§ **ZITIERTER TEXTAUSZUG**
----------

Kesselbach (Kreuzenbecke) / Halbachhammer

In unmittelbarer Nähe zur Gartenstadt Margarethenhöhe führt die Wasserroute durch das bewaldete Tal des Kesselbaches. Der Kesselbach mit Halbachhammerteich und den angrenzenden Flächen soll naturnah entwickelt werden. Im Zusammenhang mit dem Industriedenkmal Halbachhammer hat die Erholungsfunktion im Kesselbachtal eine besondere Bedeutung. Daher ist auch eine Neugestaltung des Teichumfeldes mit der Schaffung attraktiver Sitz- und Aufenthaltsmöglichkeiten vorgesehen.
Um den Halbachhammer (siehe Photo), der ein technik- und wirtschaftsgeschichtlich bedeutendes Denkmal darstellt und der aus einem Fachwerkgebäude mit altem Hammerwerk, Wassergräben und Hammerbrücke besteht, in einer authentischen Umgebung präsentieren zu können, ist das Ruhrlandmuseum stark an der Entwicklung des Talraumes insbesondere an der Entwicklung und Entschlammung des Teiches interessiert.

----------

§ **AUFGABE A**
Woraus besteht der Halbachhammer laut dem Text über das Kesselbachtal?
§ **AUFGABE B**
Stimmen die folgenden Aussagen mit dem Text über das Kesselbachtal überein? Beantworten Sie jede mit Ja oder Nein und zitieren Sie die entscheidenden Worte des Textes wörtlich. (i) Die Wasserroute verläuft durch ein bewaldetes Tal. (ii) Der Kesselbach mit dem Halbachhammerteich soll künstlich befestigt werden. (iii) Das Ruhrlandmuseum hat Interesse an der Entschlammung des Teiches.
§ **AUFGABE C**
Setzen Sie den Text über das Kesselbachtal und den Halbachhammer nach seinem letzten Satz fort.

----------

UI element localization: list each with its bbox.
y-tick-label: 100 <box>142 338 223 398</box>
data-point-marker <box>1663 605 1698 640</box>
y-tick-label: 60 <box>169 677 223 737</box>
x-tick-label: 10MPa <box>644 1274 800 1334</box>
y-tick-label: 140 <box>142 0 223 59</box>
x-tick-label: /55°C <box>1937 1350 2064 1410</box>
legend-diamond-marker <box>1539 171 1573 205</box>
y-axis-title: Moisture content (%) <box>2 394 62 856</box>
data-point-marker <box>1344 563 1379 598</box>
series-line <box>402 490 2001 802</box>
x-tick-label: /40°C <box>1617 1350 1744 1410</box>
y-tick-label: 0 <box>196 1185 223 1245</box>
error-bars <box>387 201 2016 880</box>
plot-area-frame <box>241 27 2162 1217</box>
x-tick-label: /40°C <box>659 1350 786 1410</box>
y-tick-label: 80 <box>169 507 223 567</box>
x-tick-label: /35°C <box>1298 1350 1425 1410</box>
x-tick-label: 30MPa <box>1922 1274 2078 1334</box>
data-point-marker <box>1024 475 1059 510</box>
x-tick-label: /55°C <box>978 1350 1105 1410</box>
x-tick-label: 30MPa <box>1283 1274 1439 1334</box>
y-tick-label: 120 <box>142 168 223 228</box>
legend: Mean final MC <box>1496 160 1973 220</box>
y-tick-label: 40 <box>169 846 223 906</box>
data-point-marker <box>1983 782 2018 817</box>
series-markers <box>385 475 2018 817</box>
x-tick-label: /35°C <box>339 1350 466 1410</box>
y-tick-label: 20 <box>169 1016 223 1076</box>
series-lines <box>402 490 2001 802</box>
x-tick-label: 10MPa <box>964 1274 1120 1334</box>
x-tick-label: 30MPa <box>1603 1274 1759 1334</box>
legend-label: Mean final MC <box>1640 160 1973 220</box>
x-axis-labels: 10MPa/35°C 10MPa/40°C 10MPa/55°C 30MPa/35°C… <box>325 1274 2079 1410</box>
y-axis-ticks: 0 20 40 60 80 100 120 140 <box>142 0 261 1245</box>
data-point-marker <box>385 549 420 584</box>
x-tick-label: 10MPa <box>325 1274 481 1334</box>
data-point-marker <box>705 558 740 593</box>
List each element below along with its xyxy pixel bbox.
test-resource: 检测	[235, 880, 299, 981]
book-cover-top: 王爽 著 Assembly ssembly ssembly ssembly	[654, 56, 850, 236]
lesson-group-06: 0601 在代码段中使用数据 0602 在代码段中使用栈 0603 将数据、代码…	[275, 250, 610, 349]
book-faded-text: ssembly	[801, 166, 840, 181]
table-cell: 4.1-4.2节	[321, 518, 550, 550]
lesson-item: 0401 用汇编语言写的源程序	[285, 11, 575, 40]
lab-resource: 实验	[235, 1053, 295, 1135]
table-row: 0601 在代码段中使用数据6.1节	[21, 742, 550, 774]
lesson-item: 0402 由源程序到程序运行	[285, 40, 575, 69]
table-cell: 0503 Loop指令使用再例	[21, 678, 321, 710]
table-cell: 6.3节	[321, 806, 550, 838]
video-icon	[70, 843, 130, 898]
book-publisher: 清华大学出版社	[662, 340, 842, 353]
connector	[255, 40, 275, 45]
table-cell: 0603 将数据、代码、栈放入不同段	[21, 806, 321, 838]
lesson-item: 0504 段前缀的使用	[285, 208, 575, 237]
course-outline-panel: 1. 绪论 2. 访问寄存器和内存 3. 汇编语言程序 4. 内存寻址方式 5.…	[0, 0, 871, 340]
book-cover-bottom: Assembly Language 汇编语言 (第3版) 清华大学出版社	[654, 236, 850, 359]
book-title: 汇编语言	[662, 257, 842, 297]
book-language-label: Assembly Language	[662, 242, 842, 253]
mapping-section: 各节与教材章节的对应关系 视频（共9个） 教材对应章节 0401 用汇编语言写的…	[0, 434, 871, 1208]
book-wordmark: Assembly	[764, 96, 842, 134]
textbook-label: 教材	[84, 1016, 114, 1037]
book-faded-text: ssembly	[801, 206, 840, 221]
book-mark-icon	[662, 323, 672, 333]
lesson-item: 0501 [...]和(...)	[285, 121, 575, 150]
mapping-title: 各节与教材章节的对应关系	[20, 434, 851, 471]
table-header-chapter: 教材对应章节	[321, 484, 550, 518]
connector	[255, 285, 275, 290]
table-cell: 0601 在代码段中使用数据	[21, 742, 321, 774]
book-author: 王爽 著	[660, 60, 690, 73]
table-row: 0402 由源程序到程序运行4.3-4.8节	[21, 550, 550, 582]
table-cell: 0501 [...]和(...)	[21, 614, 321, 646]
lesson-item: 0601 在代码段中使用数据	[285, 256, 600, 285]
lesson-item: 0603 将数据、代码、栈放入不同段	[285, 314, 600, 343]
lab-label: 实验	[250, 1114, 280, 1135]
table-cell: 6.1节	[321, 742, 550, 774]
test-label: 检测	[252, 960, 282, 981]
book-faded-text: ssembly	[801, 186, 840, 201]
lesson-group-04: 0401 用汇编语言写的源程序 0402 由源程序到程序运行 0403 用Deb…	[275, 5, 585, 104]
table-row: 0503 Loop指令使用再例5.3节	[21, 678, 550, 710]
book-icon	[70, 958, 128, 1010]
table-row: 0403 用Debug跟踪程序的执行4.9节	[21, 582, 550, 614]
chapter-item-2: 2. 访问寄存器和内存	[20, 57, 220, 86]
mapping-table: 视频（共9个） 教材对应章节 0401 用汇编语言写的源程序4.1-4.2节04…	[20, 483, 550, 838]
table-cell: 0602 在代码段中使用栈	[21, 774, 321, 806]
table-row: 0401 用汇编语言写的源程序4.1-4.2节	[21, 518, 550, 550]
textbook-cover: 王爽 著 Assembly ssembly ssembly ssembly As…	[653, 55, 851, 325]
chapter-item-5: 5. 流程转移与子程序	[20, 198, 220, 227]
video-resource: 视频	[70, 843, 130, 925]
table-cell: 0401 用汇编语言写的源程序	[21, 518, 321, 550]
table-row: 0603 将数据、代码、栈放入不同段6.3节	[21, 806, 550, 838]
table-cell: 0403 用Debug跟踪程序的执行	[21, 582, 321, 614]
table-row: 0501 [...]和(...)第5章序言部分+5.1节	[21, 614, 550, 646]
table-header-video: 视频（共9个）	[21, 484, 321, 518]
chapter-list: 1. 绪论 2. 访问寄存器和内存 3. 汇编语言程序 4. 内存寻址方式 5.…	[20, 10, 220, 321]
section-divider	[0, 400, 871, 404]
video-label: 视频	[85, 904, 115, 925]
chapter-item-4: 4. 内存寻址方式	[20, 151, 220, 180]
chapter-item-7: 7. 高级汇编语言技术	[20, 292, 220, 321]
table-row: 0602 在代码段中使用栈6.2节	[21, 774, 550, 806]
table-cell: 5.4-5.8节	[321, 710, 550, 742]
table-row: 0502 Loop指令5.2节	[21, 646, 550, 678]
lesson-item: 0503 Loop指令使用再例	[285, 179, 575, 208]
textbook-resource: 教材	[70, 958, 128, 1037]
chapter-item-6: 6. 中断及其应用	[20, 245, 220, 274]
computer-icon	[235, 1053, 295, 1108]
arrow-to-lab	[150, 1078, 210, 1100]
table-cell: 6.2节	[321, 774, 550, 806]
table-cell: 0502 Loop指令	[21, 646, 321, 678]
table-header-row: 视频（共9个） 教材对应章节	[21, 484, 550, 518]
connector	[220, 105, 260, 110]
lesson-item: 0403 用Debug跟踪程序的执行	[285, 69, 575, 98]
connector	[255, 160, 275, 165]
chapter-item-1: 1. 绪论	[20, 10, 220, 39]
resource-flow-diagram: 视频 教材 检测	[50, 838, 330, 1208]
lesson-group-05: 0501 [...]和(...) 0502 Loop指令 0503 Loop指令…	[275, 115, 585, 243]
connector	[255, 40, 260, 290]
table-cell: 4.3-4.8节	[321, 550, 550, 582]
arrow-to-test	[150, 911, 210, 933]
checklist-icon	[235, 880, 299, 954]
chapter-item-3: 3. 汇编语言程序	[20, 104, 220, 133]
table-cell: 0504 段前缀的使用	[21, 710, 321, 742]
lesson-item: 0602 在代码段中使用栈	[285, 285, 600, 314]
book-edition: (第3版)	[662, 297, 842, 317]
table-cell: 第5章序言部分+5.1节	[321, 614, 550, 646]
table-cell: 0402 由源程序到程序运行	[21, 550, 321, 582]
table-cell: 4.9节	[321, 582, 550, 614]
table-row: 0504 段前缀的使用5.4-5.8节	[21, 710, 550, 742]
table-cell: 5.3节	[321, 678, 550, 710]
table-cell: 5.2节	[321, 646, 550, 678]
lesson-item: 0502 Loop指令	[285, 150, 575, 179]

----------

§ **ANTWORT A**
Aus einem Fachwerkgebäude mit altem Hammerwerk, Wassergräben und Hammerbrücke.

§ **ANTWORT B**
(i) Ja: „führt die Wasserroute durch das bewaldete Tal des Kesselbaches“
(ii) Nein: „Der Kesselbach mit Halbachhammerteich und den angrenzenden Flächen soll naturnah entwickelt werden.“
(iii) Ja: „ist das Ruhrlandmuseum stark an der Entwicklung des Talraumes insbesondere an der Entwicklung und Entschlammung des Teiches interessiert“

§ **ANTWORT C**
Der Kesselbach ist aufgrund seiner großen Reinwassermenge und seines Wiederbesiedlungspotentials für den Umbau des Berne- und Borbecker Mühlenbachsystems von großer Bedeutung. Hierzu sind wasserbauliche Maßnahmen notwendig.
Beispielsweise werden durch die Beseitigung von Verrohrungen, den Bau von Regenüberlauf- und Rückhaltebecken (RÜB / RRB) durch die Emschergenossenschaft oder den naturnahen Umbau des Kesselbaches Teilbereiche im Kesselbachtal weiterentwickelt und ökologisch durchgängig an den Borbecker Mühlenbach angeschlossen.

Massiv verbaute Gewässerabschnitte des Kesselbaches sind bereits von der EABG / ABEG umgebaut worden. Der Lebensraum des Baches wurde durch den gezielten Einbau von Störsteinen und Totholz verbessert. Totholz dient als Unterstand für Fische, Krebse und als Lebensraum für Kleinorganismen.